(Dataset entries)
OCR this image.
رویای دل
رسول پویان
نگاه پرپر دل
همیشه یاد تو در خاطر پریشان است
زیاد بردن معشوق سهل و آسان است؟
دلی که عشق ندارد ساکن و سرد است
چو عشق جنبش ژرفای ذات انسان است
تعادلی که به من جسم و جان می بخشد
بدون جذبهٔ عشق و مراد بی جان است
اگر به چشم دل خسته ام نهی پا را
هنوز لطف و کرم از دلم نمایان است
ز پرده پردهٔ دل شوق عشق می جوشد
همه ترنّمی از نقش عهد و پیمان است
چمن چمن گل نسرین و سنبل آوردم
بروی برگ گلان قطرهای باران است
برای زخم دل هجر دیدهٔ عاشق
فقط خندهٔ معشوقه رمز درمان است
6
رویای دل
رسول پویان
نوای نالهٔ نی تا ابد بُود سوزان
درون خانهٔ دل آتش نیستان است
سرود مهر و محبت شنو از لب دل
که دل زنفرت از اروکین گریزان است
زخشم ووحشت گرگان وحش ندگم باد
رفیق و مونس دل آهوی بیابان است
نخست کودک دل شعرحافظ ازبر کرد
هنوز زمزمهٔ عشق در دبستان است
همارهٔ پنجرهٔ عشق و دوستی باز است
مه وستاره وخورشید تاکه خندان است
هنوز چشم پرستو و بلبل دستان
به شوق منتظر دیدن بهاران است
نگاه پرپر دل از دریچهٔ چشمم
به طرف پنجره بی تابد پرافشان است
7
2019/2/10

* **WHAT YOU HAVE TO DO**
Every record above should be output exactly.

* **COMPLETE OUTPUT**
OCR this image.
رویای دل
رسول پویان
نگاه پرپر دل
همیشه یاد تو در خاطر پریشان است
زیاد بردن معشوق سهل و آسان است؟
دلی که عشق ندارد ساکن و سرد است
چو عشق جنبش ژرفای ذات انسان است
تعادلی که به من جسم و جان می بخشد
بدون جذبهٔ عشق و مراد بی جان است
اگر به چشم دل خسته ام نهی پا را
هنوز لطف و کرم از دلم نمایان است
ز پرده پردهٔ دل شوق عشق می جوشد
همه ترنّمی از نقش عهد و پیمان است
چمن چمن گل نسرین و سنبل آوردم
بروی برگ گلان قطرهای باران است
برای زخم دل هجر دیدهٔ عاشق
فقط خندهٔ معشوقه رمز درمان است
6
رویای دل
رسول پویان
نوای نالهٔ نی تا ابد بُود سوزان
درون خانهٔ دل آتش نیستان است
سرود مهر و محبت شنو از لب دل
که دل زنفرت از اروکین گریزان است
زخشم ووحشت گرگان وحش ندگم باد
رفیق و مونس دل آهوی بیابان است
نخست کودک دل شعرحافظ ازبر کرد
هنوز زمزمهٔ عشق در دبستان است
همارهٔ پنجرهٔ عشق و دوستی باز است
مه وستاره وخورشید تاکه خندان است
هنوز چشم پرستو و بلبل دستان
به شوق منتظر دیدن بهاران است
نگاه پرپر دل از دریچهٔ چشمم
به طرف پنجره بی تابد پرافشان است
7
2019/2/10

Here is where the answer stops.